● WORK TO DO
Give every line of the material again, exactly as written.

* Start INPUT *

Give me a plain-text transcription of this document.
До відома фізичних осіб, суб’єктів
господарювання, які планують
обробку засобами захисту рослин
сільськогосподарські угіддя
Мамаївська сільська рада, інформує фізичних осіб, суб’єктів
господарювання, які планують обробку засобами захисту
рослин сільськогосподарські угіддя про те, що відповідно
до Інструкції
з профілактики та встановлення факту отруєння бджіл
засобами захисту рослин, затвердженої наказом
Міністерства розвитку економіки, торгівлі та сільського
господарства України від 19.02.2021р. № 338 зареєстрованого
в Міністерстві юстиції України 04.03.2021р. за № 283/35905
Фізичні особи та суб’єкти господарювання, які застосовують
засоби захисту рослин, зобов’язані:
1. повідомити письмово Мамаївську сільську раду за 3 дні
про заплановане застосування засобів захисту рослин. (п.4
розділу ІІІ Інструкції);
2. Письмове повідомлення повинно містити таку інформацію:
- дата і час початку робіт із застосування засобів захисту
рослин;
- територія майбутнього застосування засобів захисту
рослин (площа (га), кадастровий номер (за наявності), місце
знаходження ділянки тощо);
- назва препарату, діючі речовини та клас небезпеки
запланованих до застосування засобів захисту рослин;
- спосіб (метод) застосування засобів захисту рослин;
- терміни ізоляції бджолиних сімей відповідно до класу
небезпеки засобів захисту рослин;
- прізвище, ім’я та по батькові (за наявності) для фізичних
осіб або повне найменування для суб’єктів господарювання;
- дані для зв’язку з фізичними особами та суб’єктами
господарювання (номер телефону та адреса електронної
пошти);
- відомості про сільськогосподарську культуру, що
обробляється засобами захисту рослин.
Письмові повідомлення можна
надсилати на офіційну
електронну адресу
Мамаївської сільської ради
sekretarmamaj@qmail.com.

* End INPUT *

● TASK RESPONSE
Give me a plain-text transcription of this document.
До відома фізичних осіб, суб’єктів
господарювання, які планують
обробку засобами захисту рослин
сільськогосподарські угіддя
Мамаївська сільська рада, інформує фізичних осіб, суб’єктів
господарювання, які планують обробку засобами захисту
рослин сільськогосподарські угіддя про те, що відповідно
до Інструкції
з профілактики та встановлення факту отруєння бджіл
засобами захисту рослин, затвердженої наказом
Міністерства розвитку економіки, торгівлі та сільського
господарства України від 19.02.2021р. № 338 зареєстрованого
в Міністерстві юстиції України 04.03.2021р. за № 283/35905
Фізичні особи та суб’єкти господарювання, які застосовують
засоби захисту рослин, зобов’язані:
1. повідомити письмово Мамаївську сільську раду за 3 дні
про заплановане застосування засобів захисту рослин. (п.4
розділу ІІІ Інструкції);
2. Письмове повідомлення повинно містити таку інформацію:
- дата і час початку робіт із застосування засобів захисту
рослин;
- територія майбутнього застосування засобів захисту
рослин (площа (га), кадастровий номер (за наявності), місце
знаходження ділянки тощо);
- назва препарату, діючі речовини та клас небезпеки
запланованих до застосування засобів захисту рослин;
- спосіб (метод) застосування засобів захисту рослин;
- терміни ізоляції бджолиних сімей відповідно до класу
небезпеки засобів захисту рослин;
- прізвище, ім’я та по батькові (за наявності) для фізичних
осіб або повне найменування для суб’єктів господарювання;
- дані для зв’язку з фізичними особами та суб’єктами
господарювання (номер телефону та адреса електронної
пошти);
- відомості про сільськогосподарську культуру, що
обробляється засобами захисту рослин.
Письмові повідомлення можна
надсилати на офіційну
електронну адресу
Мамаївської сільської ради
sekretarmamaj@qmail.com.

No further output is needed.